What you should do
Restate, word for word, all of the material shown below.

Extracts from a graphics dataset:
----

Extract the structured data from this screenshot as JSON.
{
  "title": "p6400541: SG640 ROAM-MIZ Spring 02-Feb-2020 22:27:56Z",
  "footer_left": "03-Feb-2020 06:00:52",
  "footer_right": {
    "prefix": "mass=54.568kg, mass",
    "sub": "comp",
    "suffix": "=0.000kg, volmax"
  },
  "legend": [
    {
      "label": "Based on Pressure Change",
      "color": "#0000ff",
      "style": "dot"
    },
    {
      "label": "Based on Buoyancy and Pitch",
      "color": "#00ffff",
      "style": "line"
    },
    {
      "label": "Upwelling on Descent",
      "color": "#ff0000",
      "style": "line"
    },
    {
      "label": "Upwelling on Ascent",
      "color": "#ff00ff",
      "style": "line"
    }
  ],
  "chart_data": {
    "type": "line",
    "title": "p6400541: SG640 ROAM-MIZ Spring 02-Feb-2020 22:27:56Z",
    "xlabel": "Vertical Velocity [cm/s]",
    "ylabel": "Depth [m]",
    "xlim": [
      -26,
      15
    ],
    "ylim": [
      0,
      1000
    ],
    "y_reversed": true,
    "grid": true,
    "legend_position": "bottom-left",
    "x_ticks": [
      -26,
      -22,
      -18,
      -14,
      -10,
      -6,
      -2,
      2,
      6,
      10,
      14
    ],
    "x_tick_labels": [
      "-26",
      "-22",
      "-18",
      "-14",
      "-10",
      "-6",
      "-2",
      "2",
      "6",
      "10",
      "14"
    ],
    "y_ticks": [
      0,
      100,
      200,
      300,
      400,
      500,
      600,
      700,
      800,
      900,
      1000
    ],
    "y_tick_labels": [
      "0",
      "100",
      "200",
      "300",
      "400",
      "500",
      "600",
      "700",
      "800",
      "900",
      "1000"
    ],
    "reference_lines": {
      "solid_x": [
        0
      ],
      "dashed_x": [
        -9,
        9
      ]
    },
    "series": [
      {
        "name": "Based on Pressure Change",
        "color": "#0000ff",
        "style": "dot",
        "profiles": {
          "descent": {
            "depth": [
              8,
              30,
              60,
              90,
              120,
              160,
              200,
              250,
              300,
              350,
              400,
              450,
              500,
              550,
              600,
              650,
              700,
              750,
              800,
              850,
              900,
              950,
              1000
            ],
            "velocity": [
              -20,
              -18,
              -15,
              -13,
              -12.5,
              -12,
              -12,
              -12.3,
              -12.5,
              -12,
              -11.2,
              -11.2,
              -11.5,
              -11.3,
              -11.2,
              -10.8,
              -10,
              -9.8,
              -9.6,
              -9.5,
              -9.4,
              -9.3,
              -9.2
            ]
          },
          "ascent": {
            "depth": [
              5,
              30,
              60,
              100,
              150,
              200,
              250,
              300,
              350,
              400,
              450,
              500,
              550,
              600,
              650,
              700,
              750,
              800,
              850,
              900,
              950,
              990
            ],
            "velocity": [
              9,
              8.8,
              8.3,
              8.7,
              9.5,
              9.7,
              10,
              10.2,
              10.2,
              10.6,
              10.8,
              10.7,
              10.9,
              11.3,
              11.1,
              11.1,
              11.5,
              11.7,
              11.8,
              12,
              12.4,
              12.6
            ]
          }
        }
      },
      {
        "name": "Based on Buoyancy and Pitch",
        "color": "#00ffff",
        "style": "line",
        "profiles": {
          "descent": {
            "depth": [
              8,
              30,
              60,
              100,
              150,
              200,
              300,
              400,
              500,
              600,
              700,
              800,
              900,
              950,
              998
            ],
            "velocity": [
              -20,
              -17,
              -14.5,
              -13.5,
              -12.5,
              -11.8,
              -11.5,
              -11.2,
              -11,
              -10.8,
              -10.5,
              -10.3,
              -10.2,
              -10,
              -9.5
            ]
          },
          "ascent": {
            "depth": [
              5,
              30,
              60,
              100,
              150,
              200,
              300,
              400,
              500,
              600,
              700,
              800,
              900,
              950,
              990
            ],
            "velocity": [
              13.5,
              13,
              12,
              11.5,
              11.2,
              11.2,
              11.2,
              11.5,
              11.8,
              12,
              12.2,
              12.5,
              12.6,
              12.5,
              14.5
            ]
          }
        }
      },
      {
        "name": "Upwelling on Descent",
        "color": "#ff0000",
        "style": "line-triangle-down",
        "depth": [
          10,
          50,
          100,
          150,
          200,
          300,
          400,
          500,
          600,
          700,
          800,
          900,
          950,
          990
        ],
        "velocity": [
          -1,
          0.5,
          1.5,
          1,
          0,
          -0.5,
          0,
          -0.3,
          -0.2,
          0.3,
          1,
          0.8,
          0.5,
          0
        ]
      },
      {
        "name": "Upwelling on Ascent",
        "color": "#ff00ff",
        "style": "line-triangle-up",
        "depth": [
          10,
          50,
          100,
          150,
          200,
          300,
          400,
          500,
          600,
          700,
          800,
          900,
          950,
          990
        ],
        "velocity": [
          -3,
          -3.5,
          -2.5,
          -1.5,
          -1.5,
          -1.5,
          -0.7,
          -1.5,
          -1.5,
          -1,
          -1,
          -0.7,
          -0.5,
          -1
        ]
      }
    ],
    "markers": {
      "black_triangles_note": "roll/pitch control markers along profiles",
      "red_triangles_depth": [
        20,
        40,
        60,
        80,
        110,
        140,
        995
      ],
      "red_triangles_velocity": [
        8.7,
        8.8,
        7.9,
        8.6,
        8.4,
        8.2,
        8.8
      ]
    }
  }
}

----

Task output
Extract the structured data from this screenshot as JSON.
{
  "title": "p6400541: SG640 ROAM-MIZ Spring 02-Feb-2020 22:27:56Z",
  "footer_left": "03-Feb-2020 06:00:52",
  "footer_right": {
    "prefix": "mass=54.568kg, mass",
    "sub": "comp",
    "suffix": "=0.000kg, volmax"
  },
  "legend": [
    {
      "label": "Based on Pressure Change",
      "color": "#0000ff",
      "style": "dot"
    },
    {
      "label": "Based on Buoyancy and Pitch",
      "color": "#00ffff",
      "style": "line"
    },
    {
      "label": "Upwelling on Descent",
      "color": "#ff0000",
      "style": "line"
    },
    {
      "label": "Upwelling on Ascent",
      "color": "#ff00ff",
      "style": "line"
    }
  ],
  "chart_data": {
    "type": "line",
    "title": "p6400541: SG640 ROAM-MIZ Spring 02-Feb-2020 22:27:56Z",
    "xlabel": "Vertical Velocity [cm/s]",
    "ylabel": "Depth [m]",
    "xlim": [
      -26,
      15
    ],
    "ylim": [
      0,
      1000
    ],
    "y_reversed": true,
    "grid": true,
    "legend_position": "bottom-left",
    "x_ticks": [
      -26,
      -22,
      -18,
      -14,
      -10,
      -6,
      -2,
      2,
      6,
      10,
      14
    ],
    "x_tick_labels": [
      "-26",
      "-22",
      "-18",
      "-14",
      "-10",
      "-6",
      "-2",
      "2",
      "6",
      "10",
      "14"
    ],
    "y_ticks": [
      0,
      100,
      200,
      300,
      400,
      500,
      600,
      700,
      800,
      900,
      1000
    ],
    "y_tick_labels": [
      "0",
      "100",
      "200",
      "300",
      "400",
      "500",
      "600",
      "700",
      "800",
      "900",
      "1000"
    ],
    "reference_lines": {
      "solid_x": [
        0
      ],
      "dashed_x": [
        -9,
        9
      ]
    },
    "series": [
      {
        "name": "Based on Pressure Change",
        "color": "#0000ff",
        "style": "dot",
        "profiles": {
          "descent": {
            "depth": [
              8,
              30,
              60,
              90,
              120,
              160,
              200,
              250,
              300,
              350,
              400,
              450,
              500,
              550,
              600,
              650,
              700,
              750,
              800,
              850,
              900,
              950,
              1000
            ],
            "velocity": [
              -20,
              -18,
              -15,
              -13,
              -12.5,
              -12,
              -12,
              -12.3,
              -12.5,
              -12,
              -11.2,
              -11.2,
              -11.5,
              -11.3,
              -11.2,
              -10.8,
              -10,
              -9.8,
              -9.6,
              -9.5,
              -9.4,
              -9.3,
              -9.2
            ]
          },
          "ascent": {
            "depth": [
              5,
              30,
              60,
              100,
              150,
              200,
              250,
              300,
              350,
              400,
              450,
              500,
              550,
              600,
              650,
              700,
              750,
              800,
              850,
              900,
              950,
              990
            ],
            "velocity": [
              9,
              8.8,
              8.3,
              8.7,
              9.5,
              9.7,
              10,
              10.2,
              10.2,
              10.6,
              10.8,
              10.7,
              10.9,
              11.3,
              11.1,
              11.1,
              11.5,
              11.7,
              11.8,
              12,
              12.4,
              12.6
            ]
          }
        }
      },
      {
        "name": "Based on Buoyancy and Pitch",
        "color": "#00ffff",
        "style": "line",
        "profiles": {
          "descent": {
            "depth": [
              8,
              30,
              60,
              100,
              150,
              200,
              300,
              400,
              500,
              600,
              700,
              800,
              900,
              950,
              998
            ],
            "velocity": [
              -20,
              -17,
              -14.5,
              -13.5,
              -12.5,
              -11.8,
              -11.5,
              -11.2,
              -11,
              -10.8,
              -10.5,
              -10.3,
              -10.2,
              -10,
              -9.5
            ]
          },
          "ascent": {
            "depth": [
              5,
              30,
              60,
              100,
              150,
              200,
              300,
              400,
              500,
              600,
              700,
              800,
              900,
              950,
              990
            ],
            "velocity": [
              13.5,
              13,
              12,
              11.5,
              11.2,
              11.2,
              11.2,
              11.5,
              11.8,
              12,
              12.2,
              12.5,
              12.6,
              12.5,
              14.5
            ]
          }
        }
      },
      {
        "name": "Upwelling on Descent",
        "color": "#ff0000",
        "style": "line-triangle-down",
        "depth": [
          10,
          50,
          100,
          150,
          200,
          300,
          400,
          500,
          600,
          700,
          800,
          900,
          950,
          990
        ],
        "velocity": [
          -1,
          0.5,
          1.5,
          1,
          0,
          -0.5,
          0,
          -0.3,
          -0.2,
          0.3,
          1,
          0.8,
          0.5,
          0
        ]
      },
      {
        "name": "Upwelling on Ascent",
        "color": "#ff00ff",
        "style": "line-triangle-up",
        "depth": [
          10,
          50,
          100,
          150,
          200,
          300,
          400,
          500,
          600,
          700,
          800,
          900,
          950,
          990
        ],
        "velocity": [
          -3,
          -3.5,
          -2.5,
          -1.5,
          -1.5,
          -1.5,
          -0.7,
          -1.5,
          -1.5,
          -1,
          -1,
          -0.7,
          -0.5,
          -1
        ]
      }
    ],
    "markers": {
      "black_triangles_note": "roll/pitch control markers along profiles",
      "red_triangles_depth": [
        20,
        40,
        60,
        80,
        110,
        140,
        995
      ],
      "red_triangles_velocity": [
        8.7,
        8.8,
        7.9,
        8.6,
        8.4,
        8.2,
        8.8
      ]
    }
  }
}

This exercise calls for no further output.